### [RECORD EXCERPTS]
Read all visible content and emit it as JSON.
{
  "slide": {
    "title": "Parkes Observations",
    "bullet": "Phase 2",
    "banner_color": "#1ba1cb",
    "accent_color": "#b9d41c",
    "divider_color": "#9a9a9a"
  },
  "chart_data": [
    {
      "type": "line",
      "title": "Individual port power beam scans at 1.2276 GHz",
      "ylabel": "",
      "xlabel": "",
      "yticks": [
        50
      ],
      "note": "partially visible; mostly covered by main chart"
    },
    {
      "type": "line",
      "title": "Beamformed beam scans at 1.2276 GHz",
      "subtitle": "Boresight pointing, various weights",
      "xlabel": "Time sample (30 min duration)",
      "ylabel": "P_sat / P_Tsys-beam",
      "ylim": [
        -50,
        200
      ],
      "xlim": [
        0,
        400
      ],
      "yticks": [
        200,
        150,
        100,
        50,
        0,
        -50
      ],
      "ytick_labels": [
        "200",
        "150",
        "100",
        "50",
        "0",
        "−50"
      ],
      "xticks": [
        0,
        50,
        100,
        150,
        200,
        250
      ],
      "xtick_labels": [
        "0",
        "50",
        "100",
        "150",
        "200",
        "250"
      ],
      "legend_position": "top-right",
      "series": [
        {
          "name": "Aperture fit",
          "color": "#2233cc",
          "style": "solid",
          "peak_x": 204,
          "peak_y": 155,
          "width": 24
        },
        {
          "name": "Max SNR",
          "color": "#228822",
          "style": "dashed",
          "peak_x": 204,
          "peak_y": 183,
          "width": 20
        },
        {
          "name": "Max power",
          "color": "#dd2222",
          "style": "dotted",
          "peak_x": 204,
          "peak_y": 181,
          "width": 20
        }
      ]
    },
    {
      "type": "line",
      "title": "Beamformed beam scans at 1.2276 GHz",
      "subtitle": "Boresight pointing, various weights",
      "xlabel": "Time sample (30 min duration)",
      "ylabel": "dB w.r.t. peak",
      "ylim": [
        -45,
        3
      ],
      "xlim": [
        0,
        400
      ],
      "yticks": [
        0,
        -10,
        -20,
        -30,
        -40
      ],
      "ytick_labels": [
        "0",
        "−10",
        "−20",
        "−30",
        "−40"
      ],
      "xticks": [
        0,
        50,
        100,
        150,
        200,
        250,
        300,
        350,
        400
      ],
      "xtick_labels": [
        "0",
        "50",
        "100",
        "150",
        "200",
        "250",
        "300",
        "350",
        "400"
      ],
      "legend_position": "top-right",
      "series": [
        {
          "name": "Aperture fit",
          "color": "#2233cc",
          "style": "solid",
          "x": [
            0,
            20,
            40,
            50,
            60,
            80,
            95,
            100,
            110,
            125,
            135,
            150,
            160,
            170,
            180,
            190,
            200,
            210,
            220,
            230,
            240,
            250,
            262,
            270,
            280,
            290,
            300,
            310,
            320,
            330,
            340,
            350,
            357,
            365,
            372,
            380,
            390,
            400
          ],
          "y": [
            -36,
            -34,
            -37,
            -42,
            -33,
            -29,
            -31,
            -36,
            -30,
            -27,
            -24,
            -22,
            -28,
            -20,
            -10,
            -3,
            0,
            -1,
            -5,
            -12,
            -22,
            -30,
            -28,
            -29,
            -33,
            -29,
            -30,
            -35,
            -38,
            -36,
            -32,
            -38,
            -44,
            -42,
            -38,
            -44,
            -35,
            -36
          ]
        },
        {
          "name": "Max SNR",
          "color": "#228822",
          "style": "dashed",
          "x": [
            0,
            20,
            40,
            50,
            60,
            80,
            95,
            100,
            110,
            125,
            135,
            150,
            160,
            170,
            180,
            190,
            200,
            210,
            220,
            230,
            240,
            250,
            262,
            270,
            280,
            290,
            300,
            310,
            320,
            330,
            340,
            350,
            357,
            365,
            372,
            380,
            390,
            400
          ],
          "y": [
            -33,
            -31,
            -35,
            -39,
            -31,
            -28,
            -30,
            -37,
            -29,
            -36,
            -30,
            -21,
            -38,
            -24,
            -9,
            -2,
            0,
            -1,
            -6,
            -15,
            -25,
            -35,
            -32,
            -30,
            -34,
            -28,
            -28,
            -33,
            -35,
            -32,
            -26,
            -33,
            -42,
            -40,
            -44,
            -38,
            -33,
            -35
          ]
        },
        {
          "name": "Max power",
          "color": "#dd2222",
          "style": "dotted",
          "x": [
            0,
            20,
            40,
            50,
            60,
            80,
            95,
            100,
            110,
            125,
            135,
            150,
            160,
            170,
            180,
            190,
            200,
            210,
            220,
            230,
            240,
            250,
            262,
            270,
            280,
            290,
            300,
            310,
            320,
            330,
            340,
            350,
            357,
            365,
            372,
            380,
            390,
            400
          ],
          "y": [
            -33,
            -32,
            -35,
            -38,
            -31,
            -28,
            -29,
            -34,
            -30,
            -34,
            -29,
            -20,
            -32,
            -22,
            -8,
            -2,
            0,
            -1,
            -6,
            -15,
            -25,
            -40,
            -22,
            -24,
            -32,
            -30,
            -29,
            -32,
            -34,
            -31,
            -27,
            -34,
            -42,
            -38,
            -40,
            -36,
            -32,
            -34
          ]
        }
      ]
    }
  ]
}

### [DIRECTIONS FOR THIS TASK]
Restate the whole listing exactly.

### [SOLUTION FOR THIS EXERCISE]
Read all visible content and emit it as JSON.
{
  "slide": {
    "title": "Parkes Observations",
    "bullet": "Phase 2",
    "banner_color": "#1ba1cb",
    "accent_color": "#b9d41c",
    "divider_color": "#9a9a9a"
  },
  "chart_data": [
    {
      "type": "line",
      "title": "Individual port power beam scans at 1.2276 GHz",
      "ylabel": "",
      "xlabel": "",
      "yticks": [
        50
      ],
      "note": "partially visible; mostly covered by main chart"
    },
    {
      "type": "line",
      "title": "Beamformed beam scans at 1.2276 GHz",
      "subtitle": "Boresight pointing, various weights",
      "xlabel": "Time sample (30 min duration)",
      "ylabel": "P_sat / P_Tsys-beam",
      "ylim": [
        -50,
        200
      ],
      "xlim": [
        0,
        400
      ],
      "yticks": [
        200,
        150,
        100,
        50,
        0,
        -50
      ],
      "ytick_labels": [
        "200",
        "150",
        "100",
        "50",
        "0",
        "−50"
      ],
      "xticks": [
        0,
        50,
        100,
        150,
        200,
        250
      ],
      "xtick_labels": [
        "0",
        "50",
        "100",
        "150",
        "200",
        "250"
      ],
      "legend_position": "top-right",
      "series": [
        {
          "name": "Aperture fit",
          "color": "#2233cc",
          "style": "solid",
          "peak_x": 204,
          "peak_y": 155,
          "width": 24
        },
        {
          "name": "Max SNR",
          "color": "#228822",
          "style": "dashed",
          "peak_x": 204,
          "peak_y": 183,
          "width": 20
        },
        {
          "name": "Max power",
          "color": "#dd2222",
          "style": "dotted",
          "peak_x": 204,
          "peak_y": 181,
          "width": 20
        }
      ]
    },
    {
      "type": "line",
      "title": "Beamformed beam scans at 1.2276 GHz",
      "subtitle": "Boresight pointing, various weights",
      "xlabel": "Time sample (30 min duration)",
      "ylabel": "dB w.r.t. peak",
      "ylim": [
        -45,
        3
      ],
      "xlim": [
        0,
        400
      ],
      "yticks": [
        0,
        -10,
        -20,
        -30,
        -40
      ],
      "ytick_labels": [
        "0",
        "−10",
        "−20",
        "−30",
        "−40"
      ],
      "xticks": [
        0,
        50,
        100,
        150,
        200,
        250,
        300,
        350,
        400
      ],
      "xtick_labels": [
        "0",
        "50",
        "100",
        "150",
        "200",
        "250",
        "300",
        "350",
        "400"
      ],
      "legend_position": "top-right",
      "series": [
        {
          "name": "Aperture fit",
          "color": "#2233cc",
          "style": "solid",
          "x": [
            0,
            20,
            40,
            50,
            60,
            80,
            95,
            100,
            110,
            125,
            135,
            150,
            160,
            170,
            180,
            190,
            200,
            210,
            220,
            230,
            240,
            250,
            262,
            270,
            280,
            290,
            300,
            310,
            320,
            330,
            340,
            350,
            357,
            365,
            372,
            380,
            390,
            400
          ],
          "y": [
            -36,
            -34,
            -37,
            -42,
            -33,
            -29,
            -31,
            -36,
            -30,
            -27,
            -24,
            -22,
            -28,
            -20,
            -10,
            -3,
            0,
            -1,
            -5,
            -12,
            -22,
            -30,
            -28,
            -29,
            -33,
            -29,
            -30,
            -35,
            -38,
            -36,
            -32,
            -38,
            -44,
            -42,
            -38,
            -44,
            -35,
            -36
          ]
        },
        {
          "name": "Max SNR",
          "color": "#228822",
          "style": "dashed",
          "x": [
            0,
            20,
            40,
            50,
            60,
            80,
            95,
            100,
            110,
            125,
            135,
            150,
            160,
            170,
            180,
            190,
            200,
            210,
            220,
            230,
            240,
            250,
            262,
            270,
            280,
            290,
            300,
            310,
            320,
            330,
            340,
            350,
            357,
            365,
            372,
            380,
            390,
            400
          ],
          "y": [
            -33,
            -31,
            -35,
            -39,
            -31,
            -28,
            -30,
            -37,
            -29,
            -36,
            -30,
            -21,
            -38,
            -24,
            -9,
            -2,
            0,
            -1,
            -6,
            -15,
            -25,
            -35,
            -32,
            -30,
            -34,
            -28,
            -28,
            -33,
            -35,
            -32,
            -26,
            -33,
            -42,
            -40,
            -44,
            -38,
            -33,
            -35
          ]
        },
        {
          "name": "Max power",
          "color": "#dd2222",
          "style": "dotted",
          "x": [
            0,
            20,
            40,
            50,
            60,
            80,
            95,
            100,
            110,
            125,
            135,
            150,
            160,
            170,
            180,
            190,
            200,
            210,
            220,
            230,
            240,
            250,
            262,
            270,
            280,
            290,
            300,
            310,
            320,
            330,
            340,
            350,
            357,
            365,
            372,
            380,
            390,
            400
          ],
          "y": [
            -33,
            -32,
            -35,
            -38,
            -31,
            -28,
            -29,
            -34,
            -30,
            -34,
            -29,
            -20,
            -32,
            -22,
            -8,
            -2,
            0,
            -1,
            -6,
            -15,
            -25,
            -40,
            -22,
            -24,
            -32,
            -30,
            -29,
            -32,
            -34,
            -31,
            -27,
            -34,
            -42,
            -38,
            -40,
            -36,
            -32,
            -34
          ]
        }
      ]
    }
  ]
}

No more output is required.